(Work to complete) Print every line of the listing exactly, please.

Excerpts from a figure dataset:
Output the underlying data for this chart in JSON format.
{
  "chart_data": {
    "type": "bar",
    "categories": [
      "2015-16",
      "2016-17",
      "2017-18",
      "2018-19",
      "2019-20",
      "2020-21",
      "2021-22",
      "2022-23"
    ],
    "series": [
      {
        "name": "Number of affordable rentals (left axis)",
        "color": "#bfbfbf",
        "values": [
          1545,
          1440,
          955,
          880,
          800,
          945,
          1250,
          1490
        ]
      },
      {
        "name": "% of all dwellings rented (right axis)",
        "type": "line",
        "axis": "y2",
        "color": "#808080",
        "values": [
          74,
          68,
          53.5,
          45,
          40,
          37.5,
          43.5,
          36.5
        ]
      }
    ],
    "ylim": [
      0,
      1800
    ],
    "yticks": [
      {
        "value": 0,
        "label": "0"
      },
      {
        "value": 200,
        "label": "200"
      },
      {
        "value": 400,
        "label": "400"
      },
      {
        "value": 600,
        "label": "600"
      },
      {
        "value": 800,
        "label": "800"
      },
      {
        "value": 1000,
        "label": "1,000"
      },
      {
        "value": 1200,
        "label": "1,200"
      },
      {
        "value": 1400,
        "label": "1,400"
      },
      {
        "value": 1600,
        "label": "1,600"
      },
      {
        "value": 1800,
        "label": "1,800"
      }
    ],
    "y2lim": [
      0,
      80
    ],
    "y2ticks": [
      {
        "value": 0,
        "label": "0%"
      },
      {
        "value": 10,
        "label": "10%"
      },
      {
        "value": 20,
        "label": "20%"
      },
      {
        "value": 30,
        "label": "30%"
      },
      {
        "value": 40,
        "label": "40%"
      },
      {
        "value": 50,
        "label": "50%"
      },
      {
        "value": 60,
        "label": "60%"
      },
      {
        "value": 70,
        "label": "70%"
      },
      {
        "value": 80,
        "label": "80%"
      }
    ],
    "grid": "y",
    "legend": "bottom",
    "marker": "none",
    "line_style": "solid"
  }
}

(Output below)
Output the underlying data for this chart in JSON format.
{
  "chart_data": {
    "type": "bar",
    "categories": [
      "2015-16",
      "2016-17",
      "2017-18",
      "2018-19",
      "2019-20",
      "2020-21",
      "2021-22",
      "2022-23"
    ],
    "series": [
      {
        "name": "Number of affordable rentals (left axis)",
        "color": "#bfbfbf",
        "values": [
          1545,
          1440,
          955,
          880,
          800,
          945,
          1250,
          1490
        ]
      },
      {
        "name": "% of all dwellings rented (right axis)",
        "type": "line",
        "axis": "y2",
        "color": "#808080",
        "values": [
          74,
          68,
          53.5,
          45,
          40,
          37.5,
          43.5,
          36.5
        ]
      }
    ],
    "ylim": [
      0,
      1800
    ],
    "yticks": [
      {
        "value": 0,
        "label": "0"
      },
      {
        "value": 200,
        "label": "200"
      },
      {
        "value": 400,
        "label": "400"
      },
      {
        "value": 600,
        "label": "600"
      },
      {
        "value": 800,
        "label": "800"
      },
      {
        "value": 1000,
        "label": "1,000"
      },
      {
        "value": 1200,
        "label": "1,200"
      },
      {
        "value": 1400,
        "label": "1,400"
      },
      {
        "value": 1600,
        "label": "1,600"
      },
      {
        "value": 1800,
        "label": "1,800"
      }
    ],
    "y2lim": [
      0,
      80
    ],
    "y2ticks": [
      {
        "value": 0,
        "label": "0%"
      },
      {
        "value": 10,
        "label": "10%"
      },
      {
        "value": 20,
        "label": "20%"
      },
      {
        "value": 30,
        "label": "30%"
      },
      {
        "value": 40,
        "label": "40%"
      },
      {
        "value": 50,
        "label": "50%"
      },
      {
        "value": 60,
        "label": "60%"
      },
      {
        "value": 70,
        "label": "70%"
      },
      {
        "value": 80,
        "label": "80%"
      }
    ],
    "grid": "y",
    "legend": "bottom",
    "marker": "none",
    "line_style": "solid"
  }
}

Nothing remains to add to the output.